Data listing
---------------
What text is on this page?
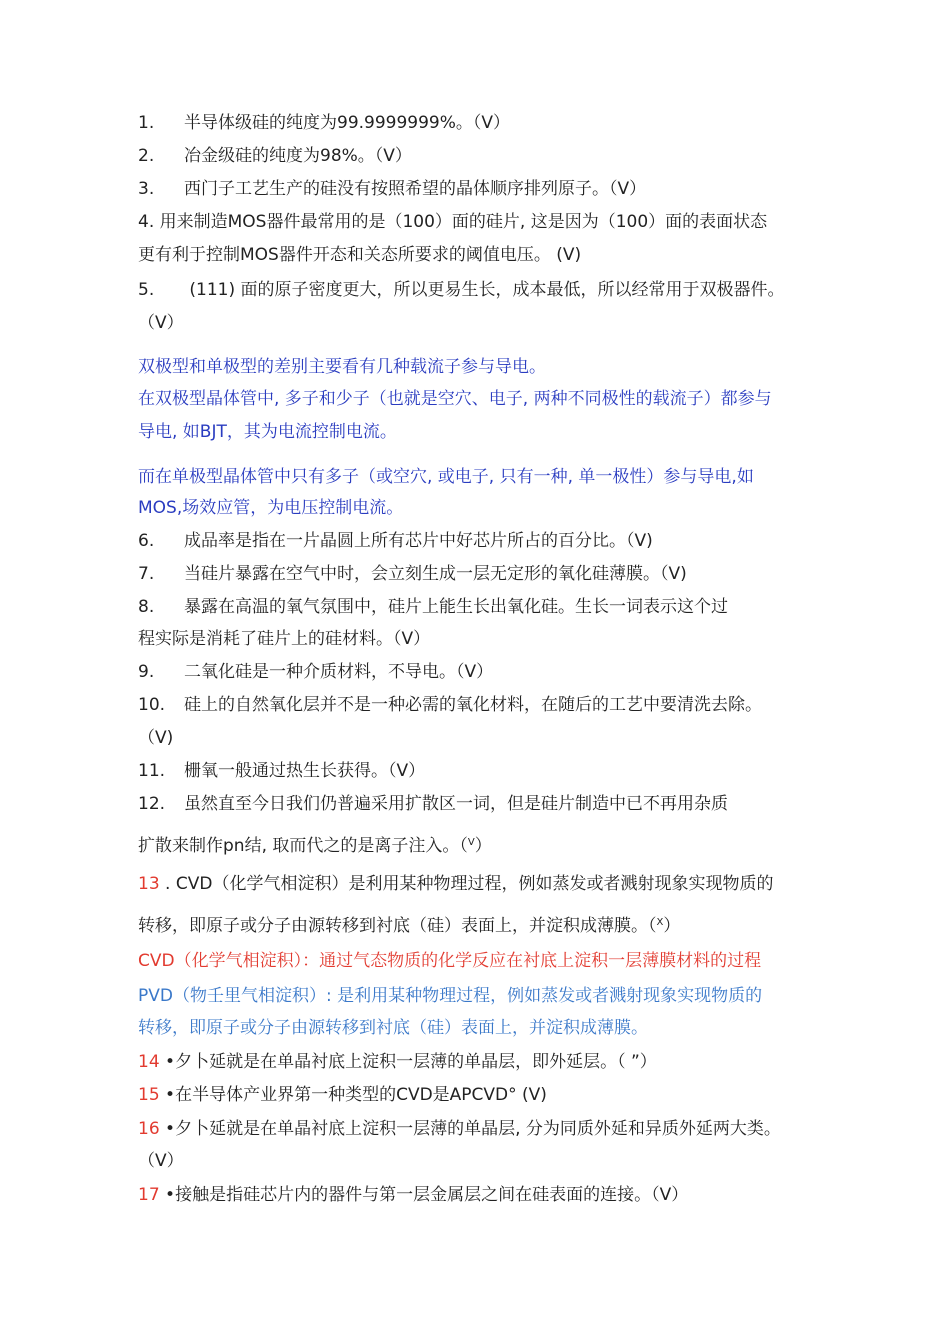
1. 半导体级硅的纯度为99.9999999%。（V）
2. 冶金级硅的纯度为98%。（V）
3. 西门子工艺生产的硅没有按照希望的晶体顺序排列原子。（V）
4. 用来制造MOS器件最常用的是（100）面的硅片, 这是因为（100）面的表面状态
更有利于控制MOS器件开态和关态所要求的阈值电压。 (V)
5. (111) 面的原子密度更大，所以更易生长，成本最低，所以经常用于双极器件。
（V）
双极型和单极型的差别主要看有几种载流子参与导电。
在双极型晶体管中, 多子和少子（也就是空穴、电子, 两种不同极性的载流子）都参与
导电, 如BJT，其为电流控制电流。
而在单极型晶体管中只有多子（或空穴, 或电子, 只有一种, 单一极性）参与导电,如
MOS,场效应管，为电压控制电流。
6. 成品率是指在一片晶圆上所有芯片中好芯片所占的百分比。（V)
7. 当硅片暴露在空气中时，会立刻生成一层无定形的氧化硅薄膜。（V)
8. 暴露在高温的氧气氛围中，硅片上能生长出氧化硅。生长一词表示这个过
程实际是消耗了硅片上的硅材料。（V）
9. 二氧化硅是一种介质材料，不导电。（V）
10. 硅上的自然氧化层并不是一种必需的氧化材料，在随后的工艺中要清洗去除。
（V)
11. 栅氧一般通过热生长获得。（V）
12. 虽然直至今日我们仍普遍采用扩散区一词，但是硅片制造中已不再用杂质
扩散来制作pn结, 取而代之的是离子注入。（$^V$）
13 . CVD（化学气相淀积）是利用某种物理过程，例如蒸发或者溅射现象实现物质的
转移，即原子或分子由源转移到衬底（硅）表面上，并淀积成薄膜。（$^X$）
CVD（化学气相淀积）：通过气态物质的化学反应在衬底上淀积一层薄膜材料的过程
PVD（物壬里气相淀积）: 是利用某种物理过程，例如蒸发或者溅射现象实现物质的
转移，即原子或分子由源转移到衬底（硅）表面上，并淀积成薄膜。
14 •夕卜延就是在单晶衬底上淀积一层薄的单晶层，即外延层。（ ”）
15 •在半导体产业界第一种类型的CVD是APCVD° (V)
16 •夕卜延就是在单晶衬底上淀积一层薄的单晶层, 分为同质外延和异质外延两大类。
（V）
17 •接触是指硅芯片内的器件与第一层金属层之间在硅表面的连接。（V）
---------------
# Stated goal:
Output each line exactly; omit every picture.

# Output of the exercise:
What text is on this page?
1. 半导体级硅的纯度为99.9999999%。（V）
2. 冶金级硅的纯度为98%。（V）
3. 西门子工艺生产的硅没有按照希望的晶体顺序排列原子。（V）
4. 用来制造MOS器件最常用的是（100）面的硅片, 这是因为（100）面的表面状态
更有利于控制MOS器件开态和关态所要求的阈值电压。 (V)
5. (111) 面的原子密度更大，所以更易生长，成本最低，所以经常用于双极器件。
（V）
双极型和单极型的差别主要看有几种载流子参与导电。
在双极型晶体管中, 多子和少子（也就是空穴、电子, 两种不同极性的载流子）都参与
导电, 如BJT，其为电流控制电流。
而在单极型晶体管中只有多子（或空穴, 或电子, 只有一种, 单一极性）参与导电,如
MOS,场效应管，为电压控制电流。
6. 成品率是指在一片晶圆上所有芯片中好芯片所占的百分比。（V)
7. 当硅片暴露在空气中时，会立刻生成一层无定形的氧化硅薄膜。（V)
8. 暴露在高温的氧气氛围中，硅片上能生长出氧化硅。生长一词表示这个过
程实际是消耗了硅片上的硅材料。（V）
9. 二氧化硅是一种介质材料，不导电。（V）
10. 硅上的自然氧化层并不是一种必需的氧化材料，在随后的工艺中要清洗去除。
（V)
11. 栅氧一般通过热生长获得。（V）
12. 虽然直至今日我们仍普遍采用扩散区一词，但是硅片制造中已不再用杂质
扩散来制作pn结, 取而代之的是离子注入。（$^V$）
13 . CVD（化学气相淀积）是利用某种物理过程，例如蒸发或者溅射现象实现物质的
转移，即原子或分子由源转移到衬底（硅）表面上，并淀积成薄膜。（$^X$）
CVD（化学气相淀积）：通过气态物质的化学反应在衬底上淀积一层薄膜材料的过程
PVD（物壬里气相淀积）: 是利用某种物理过程，例如蒸发或者溅射现象实现物质的
转移，即原子或分子由源转移到衬底（硅）表面上，并淀积成薄膜。
14 •夕卜延就是在单晶衬底上淀积一层薄的单晶层，即外延层。（ ”）
15 •在半导体产业界第一种类型的CVD是APCVD° (V)
16 •夕卜延就是在单晶衬底上淀积一层薄的单晶层, 分为同质外延和异质外延两大类。
（V）
17 •接触是指硅芯片内的器件与第一层金属层之间在硅表面的连接。（V）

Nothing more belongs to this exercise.